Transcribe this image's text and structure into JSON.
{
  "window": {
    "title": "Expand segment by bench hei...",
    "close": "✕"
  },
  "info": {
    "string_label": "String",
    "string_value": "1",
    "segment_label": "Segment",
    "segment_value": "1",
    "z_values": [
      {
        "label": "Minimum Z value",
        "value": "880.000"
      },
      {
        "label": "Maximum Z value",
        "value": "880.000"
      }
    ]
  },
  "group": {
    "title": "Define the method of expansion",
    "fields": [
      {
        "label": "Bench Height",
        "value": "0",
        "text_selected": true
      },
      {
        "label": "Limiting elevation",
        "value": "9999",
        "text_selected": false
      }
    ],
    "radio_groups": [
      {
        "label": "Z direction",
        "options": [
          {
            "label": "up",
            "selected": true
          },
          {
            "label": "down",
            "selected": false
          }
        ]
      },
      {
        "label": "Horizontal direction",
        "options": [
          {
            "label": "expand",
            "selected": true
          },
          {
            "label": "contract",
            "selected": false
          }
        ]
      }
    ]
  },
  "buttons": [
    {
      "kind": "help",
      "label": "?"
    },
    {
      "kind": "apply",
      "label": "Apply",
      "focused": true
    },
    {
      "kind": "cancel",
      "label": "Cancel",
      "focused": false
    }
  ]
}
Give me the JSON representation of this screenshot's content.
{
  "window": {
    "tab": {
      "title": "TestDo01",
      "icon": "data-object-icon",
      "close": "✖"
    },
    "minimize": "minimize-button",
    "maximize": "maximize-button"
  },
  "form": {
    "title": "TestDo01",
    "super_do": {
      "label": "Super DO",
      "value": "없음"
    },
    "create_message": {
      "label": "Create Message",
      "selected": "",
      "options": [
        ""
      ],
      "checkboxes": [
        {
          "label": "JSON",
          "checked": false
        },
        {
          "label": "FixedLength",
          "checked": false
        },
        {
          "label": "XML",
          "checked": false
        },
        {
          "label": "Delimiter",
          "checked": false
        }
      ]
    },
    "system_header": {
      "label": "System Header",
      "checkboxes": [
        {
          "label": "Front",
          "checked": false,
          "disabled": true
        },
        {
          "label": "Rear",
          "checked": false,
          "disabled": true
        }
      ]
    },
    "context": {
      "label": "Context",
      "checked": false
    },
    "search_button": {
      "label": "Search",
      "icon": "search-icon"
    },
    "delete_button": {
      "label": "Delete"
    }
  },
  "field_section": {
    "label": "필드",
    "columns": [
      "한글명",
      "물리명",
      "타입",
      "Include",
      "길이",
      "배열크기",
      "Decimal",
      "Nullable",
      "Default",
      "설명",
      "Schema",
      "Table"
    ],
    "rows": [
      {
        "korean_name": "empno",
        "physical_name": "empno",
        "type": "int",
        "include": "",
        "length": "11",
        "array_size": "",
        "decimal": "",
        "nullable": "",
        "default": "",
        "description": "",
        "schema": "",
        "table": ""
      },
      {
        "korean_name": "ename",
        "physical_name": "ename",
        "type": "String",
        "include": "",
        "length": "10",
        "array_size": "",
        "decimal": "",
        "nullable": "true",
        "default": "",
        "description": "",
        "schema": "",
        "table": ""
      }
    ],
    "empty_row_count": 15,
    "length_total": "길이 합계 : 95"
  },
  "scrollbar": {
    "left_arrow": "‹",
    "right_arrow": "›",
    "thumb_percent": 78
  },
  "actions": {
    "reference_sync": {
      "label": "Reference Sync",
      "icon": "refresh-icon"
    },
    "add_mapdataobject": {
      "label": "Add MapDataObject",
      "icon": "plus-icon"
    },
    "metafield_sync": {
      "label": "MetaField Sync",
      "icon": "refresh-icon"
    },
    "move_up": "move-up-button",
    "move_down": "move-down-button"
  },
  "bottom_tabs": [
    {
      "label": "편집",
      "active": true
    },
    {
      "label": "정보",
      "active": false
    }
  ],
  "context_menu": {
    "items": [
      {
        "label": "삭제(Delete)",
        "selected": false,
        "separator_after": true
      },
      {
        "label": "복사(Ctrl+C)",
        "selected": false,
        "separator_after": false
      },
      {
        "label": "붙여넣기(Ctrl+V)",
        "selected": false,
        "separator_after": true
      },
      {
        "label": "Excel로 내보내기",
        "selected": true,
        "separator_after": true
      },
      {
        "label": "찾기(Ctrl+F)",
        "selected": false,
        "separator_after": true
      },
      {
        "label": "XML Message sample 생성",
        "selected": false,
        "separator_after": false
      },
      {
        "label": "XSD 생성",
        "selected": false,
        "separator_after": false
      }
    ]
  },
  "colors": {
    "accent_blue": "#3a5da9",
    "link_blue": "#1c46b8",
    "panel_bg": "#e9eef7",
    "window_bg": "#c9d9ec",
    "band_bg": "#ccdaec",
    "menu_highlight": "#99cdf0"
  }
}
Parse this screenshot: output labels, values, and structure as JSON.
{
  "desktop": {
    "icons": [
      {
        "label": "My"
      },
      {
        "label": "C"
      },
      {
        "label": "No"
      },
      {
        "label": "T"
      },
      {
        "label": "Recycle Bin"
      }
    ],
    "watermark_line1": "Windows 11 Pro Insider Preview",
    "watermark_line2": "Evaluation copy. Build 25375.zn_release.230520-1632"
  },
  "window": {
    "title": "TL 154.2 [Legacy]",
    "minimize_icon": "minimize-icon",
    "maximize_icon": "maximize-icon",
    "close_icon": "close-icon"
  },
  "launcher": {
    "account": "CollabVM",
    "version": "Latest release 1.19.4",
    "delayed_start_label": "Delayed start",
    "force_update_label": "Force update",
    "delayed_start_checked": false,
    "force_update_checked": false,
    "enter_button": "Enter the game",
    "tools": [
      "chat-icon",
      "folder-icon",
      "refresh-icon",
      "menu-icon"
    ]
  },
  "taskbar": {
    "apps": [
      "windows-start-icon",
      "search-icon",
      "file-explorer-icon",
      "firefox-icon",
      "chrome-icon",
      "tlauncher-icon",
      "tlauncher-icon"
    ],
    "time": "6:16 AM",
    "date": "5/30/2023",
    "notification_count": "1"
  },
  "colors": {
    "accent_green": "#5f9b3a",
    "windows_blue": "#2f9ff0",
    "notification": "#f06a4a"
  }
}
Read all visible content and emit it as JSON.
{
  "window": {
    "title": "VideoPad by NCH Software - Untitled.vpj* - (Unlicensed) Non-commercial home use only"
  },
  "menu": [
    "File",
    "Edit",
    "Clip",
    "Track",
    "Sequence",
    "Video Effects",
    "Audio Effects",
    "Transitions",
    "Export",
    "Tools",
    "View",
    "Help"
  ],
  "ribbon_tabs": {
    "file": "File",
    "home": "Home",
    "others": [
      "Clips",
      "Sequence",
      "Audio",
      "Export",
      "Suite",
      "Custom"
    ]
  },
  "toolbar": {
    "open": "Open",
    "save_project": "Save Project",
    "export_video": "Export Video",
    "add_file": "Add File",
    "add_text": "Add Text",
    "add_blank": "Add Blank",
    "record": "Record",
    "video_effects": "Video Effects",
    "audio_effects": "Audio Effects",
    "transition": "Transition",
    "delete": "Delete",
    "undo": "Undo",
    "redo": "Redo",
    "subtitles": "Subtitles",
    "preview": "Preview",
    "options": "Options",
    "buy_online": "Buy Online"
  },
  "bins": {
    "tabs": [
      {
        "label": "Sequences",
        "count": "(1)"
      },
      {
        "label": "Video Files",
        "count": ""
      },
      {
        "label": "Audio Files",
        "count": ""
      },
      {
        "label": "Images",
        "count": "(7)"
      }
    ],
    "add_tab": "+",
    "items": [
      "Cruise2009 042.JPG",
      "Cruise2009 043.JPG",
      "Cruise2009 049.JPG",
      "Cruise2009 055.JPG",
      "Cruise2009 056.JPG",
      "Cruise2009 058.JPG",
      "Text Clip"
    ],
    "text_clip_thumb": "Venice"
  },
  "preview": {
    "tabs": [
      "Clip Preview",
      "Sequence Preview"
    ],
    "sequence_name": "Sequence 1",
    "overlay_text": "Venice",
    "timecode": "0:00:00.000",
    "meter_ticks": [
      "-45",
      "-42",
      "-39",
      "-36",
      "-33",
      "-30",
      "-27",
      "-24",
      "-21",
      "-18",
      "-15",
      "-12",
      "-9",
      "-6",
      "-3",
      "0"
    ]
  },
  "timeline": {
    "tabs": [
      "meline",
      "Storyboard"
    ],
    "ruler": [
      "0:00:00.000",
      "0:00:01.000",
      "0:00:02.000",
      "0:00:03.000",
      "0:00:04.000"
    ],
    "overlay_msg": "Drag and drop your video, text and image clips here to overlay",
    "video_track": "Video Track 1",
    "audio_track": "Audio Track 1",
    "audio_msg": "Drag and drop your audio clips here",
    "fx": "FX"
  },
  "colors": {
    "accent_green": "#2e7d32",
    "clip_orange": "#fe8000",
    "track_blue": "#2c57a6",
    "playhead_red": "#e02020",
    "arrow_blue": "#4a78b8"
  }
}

- SET TASK: The word "Venice" may turn up on some lines of these records; say how many, with no other words.

- OUTPUT FOR THIS EXERCISE: 2